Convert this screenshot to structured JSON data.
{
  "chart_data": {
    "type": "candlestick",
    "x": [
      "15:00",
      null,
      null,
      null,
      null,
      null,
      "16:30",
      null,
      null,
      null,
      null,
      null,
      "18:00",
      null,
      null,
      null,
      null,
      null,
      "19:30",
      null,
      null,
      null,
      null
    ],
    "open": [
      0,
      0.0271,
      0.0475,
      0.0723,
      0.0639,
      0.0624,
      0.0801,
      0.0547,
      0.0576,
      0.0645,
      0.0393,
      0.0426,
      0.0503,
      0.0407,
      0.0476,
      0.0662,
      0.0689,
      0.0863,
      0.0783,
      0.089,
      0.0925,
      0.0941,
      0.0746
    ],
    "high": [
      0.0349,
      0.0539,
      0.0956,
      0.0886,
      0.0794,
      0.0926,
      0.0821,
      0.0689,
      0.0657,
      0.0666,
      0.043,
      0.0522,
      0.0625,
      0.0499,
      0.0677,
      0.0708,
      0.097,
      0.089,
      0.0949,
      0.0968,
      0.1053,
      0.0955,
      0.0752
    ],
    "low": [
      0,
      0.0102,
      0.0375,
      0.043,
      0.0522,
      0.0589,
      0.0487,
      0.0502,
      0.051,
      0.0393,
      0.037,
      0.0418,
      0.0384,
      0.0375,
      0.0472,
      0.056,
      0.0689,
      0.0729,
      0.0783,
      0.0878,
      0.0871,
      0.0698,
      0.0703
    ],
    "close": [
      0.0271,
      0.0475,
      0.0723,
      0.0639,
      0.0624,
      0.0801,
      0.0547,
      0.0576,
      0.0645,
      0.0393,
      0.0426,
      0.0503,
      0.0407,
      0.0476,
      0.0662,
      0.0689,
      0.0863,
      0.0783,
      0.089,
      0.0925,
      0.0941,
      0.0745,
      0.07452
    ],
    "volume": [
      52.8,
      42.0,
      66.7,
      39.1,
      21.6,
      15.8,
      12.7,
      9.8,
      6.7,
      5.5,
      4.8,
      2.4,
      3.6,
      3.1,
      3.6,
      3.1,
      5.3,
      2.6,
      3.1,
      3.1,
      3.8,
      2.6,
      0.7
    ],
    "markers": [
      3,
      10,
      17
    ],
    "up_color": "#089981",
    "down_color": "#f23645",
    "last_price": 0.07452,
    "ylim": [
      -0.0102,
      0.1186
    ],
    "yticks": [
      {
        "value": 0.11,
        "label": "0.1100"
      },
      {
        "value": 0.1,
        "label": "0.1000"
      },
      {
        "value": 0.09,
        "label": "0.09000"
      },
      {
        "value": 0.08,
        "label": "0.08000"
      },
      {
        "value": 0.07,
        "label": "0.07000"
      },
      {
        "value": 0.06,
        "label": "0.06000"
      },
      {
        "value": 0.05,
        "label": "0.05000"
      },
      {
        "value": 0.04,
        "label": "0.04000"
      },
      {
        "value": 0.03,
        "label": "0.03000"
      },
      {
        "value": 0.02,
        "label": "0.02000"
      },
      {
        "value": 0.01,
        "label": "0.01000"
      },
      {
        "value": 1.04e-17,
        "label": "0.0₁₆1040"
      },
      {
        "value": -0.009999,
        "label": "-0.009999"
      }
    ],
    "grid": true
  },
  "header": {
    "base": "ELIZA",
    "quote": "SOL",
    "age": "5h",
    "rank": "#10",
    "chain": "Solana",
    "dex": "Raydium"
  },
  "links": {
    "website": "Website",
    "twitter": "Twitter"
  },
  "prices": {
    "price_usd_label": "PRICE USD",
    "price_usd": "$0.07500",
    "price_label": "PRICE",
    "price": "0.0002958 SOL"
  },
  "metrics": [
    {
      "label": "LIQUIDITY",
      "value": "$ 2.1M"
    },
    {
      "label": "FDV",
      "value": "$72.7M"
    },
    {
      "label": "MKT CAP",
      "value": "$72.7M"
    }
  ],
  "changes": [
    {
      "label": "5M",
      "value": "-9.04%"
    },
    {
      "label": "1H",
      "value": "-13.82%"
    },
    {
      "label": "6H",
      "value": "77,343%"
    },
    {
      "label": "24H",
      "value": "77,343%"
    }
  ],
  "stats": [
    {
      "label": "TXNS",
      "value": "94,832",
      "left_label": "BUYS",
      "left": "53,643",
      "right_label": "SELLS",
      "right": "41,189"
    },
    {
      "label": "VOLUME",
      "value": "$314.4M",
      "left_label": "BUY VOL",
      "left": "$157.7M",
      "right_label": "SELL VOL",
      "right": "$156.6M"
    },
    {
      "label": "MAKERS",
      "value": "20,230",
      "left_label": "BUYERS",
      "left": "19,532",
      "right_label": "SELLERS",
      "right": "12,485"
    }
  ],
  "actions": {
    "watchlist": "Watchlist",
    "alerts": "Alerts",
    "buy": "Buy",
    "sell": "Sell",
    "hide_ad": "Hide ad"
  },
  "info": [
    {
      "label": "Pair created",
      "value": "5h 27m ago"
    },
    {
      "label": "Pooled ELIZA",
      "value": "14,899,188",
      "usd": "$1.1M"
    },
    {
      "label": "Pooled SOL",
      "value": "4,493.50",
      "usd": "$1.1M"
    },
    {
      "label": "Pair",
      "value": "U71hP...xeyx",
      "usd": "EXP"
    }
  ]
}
════════════════════
● Problem to solve
Make a verbatim copy of every entry shown above.

● Task result
Convert this screenshot to structured JSON data.
{
  "chart_data": {
    "type": "candlestick",
    "x": [
      "15:00",
      null,
      null,
      null,
      null,
      null,
      "16:30",
      null,
      null,
      null,
      null,
      null,
      "18:00",
      null,
      null,
      null,
      null,
      null,
      "19:30",
      null,
      null,
      null,
      null
    ],
    "open": [
      0,
      0.0271,
      0.0475,
      0.0723,
      0.0639,
      0.0624,
      0.0801,
      0.0547,
      0.0576,
      0.0645,
      0.0393,
      0.0426,
      0.0503,
      0.0407,
      0.0476,
      0.0662,
      0.0689,
      0.0863,
      0.0783,
      0.089,
      0.0925,
      0.0941,
      0.0746
    ],
    "high": [
      0.0349,
      0.0539,
      0.0956,
      0.0886,
      0.0794,
      0.0926,
      0.0821,
      0.0689,
      0.0657,
      0.0666,
      0.043,
      0.0522,
      0.0625,
      0.0499,
      0.0677,
      0.0708,
      0.097,
      0.089,
      0.0949,
      0.0968,
      0.1053,
      0.0955,
      0.0752
    ],
    "low": [
      0,
      0.0102,
      0.0375,
      0.043,
      0.0522,
      0.0589,
      0.0487,
      0.0502,
      0.051,
      0.0393,
      0.037,
      0.0418,
      0.0384,
      0.0375,
      0.0472,
      0.056,
      0.0689,
      0.0729,
      0.0783,
      0.0878,
      0.0871,
      0.0698,
      0.0703
    ],
    "close": [
      0.0271,
      0.0475,
      0.0723,
      0.0639,
      0.0624,
      0.0801,
      0.0547,
      0.0576,
      0.0645,
      0.0393,
      0.0426,
      0.0503,
      0.0407,
      0.0476,
      0.0662,
      0.0689,
      0.0863,
      0.0783,
      0.089,
      0.0925,
      0.0941,
      0.0745,
      0.07452
    ],
    "volume": [
      52.8,
      42.0,
      66.7,
      39.1,
      21.6,
      15.8,
      12.7,
      9.8,
      6.7,
      5.5,
      4.8,
      2.4,
      3.6,
      3.1,
      3.6,
      3.1,
      5.3,
      2.6,
      3.1,
      3.1,
      3.8,
      2.6,
      0.7
    ],
    "markers": [
      3,
      10,
      17
    ],
    "up_color": "#089981",
    "down_color": "#f23645",
    "last_price": 0.07452,
    "ylim": [
      -0.0102,
      0.1186
    ],
    "yticks": [
      {
        "value": 0.11,
        "label": "0.1100"
      },
      {
        "value": 0.1,
        "label": "0.1000"
      },
      {
        "value": 0.09,
        "label": "0.09000"
      },
      {
        "value": 0.08,
        "label": "0.08000"
      },
      {
        "value": 0.07,
        "label": "0.07000"
      },
      {
        "value": 0.06,
        "label": "0.06000"
      },
      {
        "value": 0.05,
        "label": "0.05000"
      },
      {
        "value": 0.04,
        "label": "0.04000"
      },
      {
        "value": 0.03,
        "label": "0.03000"
      },
      {
        "value": 0.02,
        "label": "0.02000"
      },
      {
        "value": 0.01,
        "label": "0.01000"
      },
      {
        "value": 1.04e-17,
        "label": "0.0₁₆1040"
      },
      {
        "value": -0.009999,
        "label": "-0.009999"
      }
    ],
    "grid": true
  },
  "header": {
    "base": "ELIZA",
    "quote": "SOL",
    "age": "5h",
    "rank": "#10",
    "chain": "Solana",
    "dex": "Raydium"
  },
  "links": {
    "website": "Website",
    "twitter": "Twitter"
  },
  "prices": {
    "price_usd_label": "PRICE USD",
    "price_usd": "$0.07500",
    "price_label": "PRICE",
    "price": "0.0002958 SOL"
  },
  "metrics": [
    {
      "label": "LIQUIDITY",
      "value": "$ 2.1M"
    },
    {
      "label": "FDV",
      "value": "$72.7M"
    },
    {
      "label": "MKT CAP",
      "value": "$72.7M"
    }
  ],
  "changes": [
    {
      "label": "5M",
      "value": "-9.04%"
    },
    {
      "label": "1H",
      "value": "-13.82%"
    },
    {
      "label": "6H",
      "value": "77,343%"
    },
    {
      "label": "24H",
      "value": "77,343%"
    }
  ],
  "stats": [
    {
      "label": "TXNS",
      "value": "94,832",
      "left_label": "BUYS",
      "left": "53,643",
      "right_label": "SELLS",
      "right": "41,189"
    },
    {
      "label": "VOLUME",
      "value": "$314.4M",
      "left_label": "BUY VOL",
      "left": "$157.7M",
      "right_label": "SELL VOL",
      "right": "$156.6M"
    },
    {
      "label": "MAKERS",
      "value": "20,230",
      "left_label": "BUYERS",
      "left": "19,532",
      "right_label": "SELLERS",
      "right": "12,485"
    }
  ],
  "actions": {
    "watchlist": "Watchlist",
    "alerts": "Alerts",
    "buy": "Buy",
    "sell": "Sell",
    "hide_ad": "Hide ad"
  },
  "info": [
    {
      "label": "Pair created",
      "value": "5h 27m ago"
    },
    {
      "label": "Pooled ELIZA",
      "value": "14,899,188",
      "usd": "$1.1M"
    },
    {
      "label": "Pooled SOL",
      "value": "4,493.50",
      "usd": "$1.1M"
    },
    {
      "label": "Pair",
      "value": "U71hP...xeyx",
      "usd": "EXP"
    }
  ]
}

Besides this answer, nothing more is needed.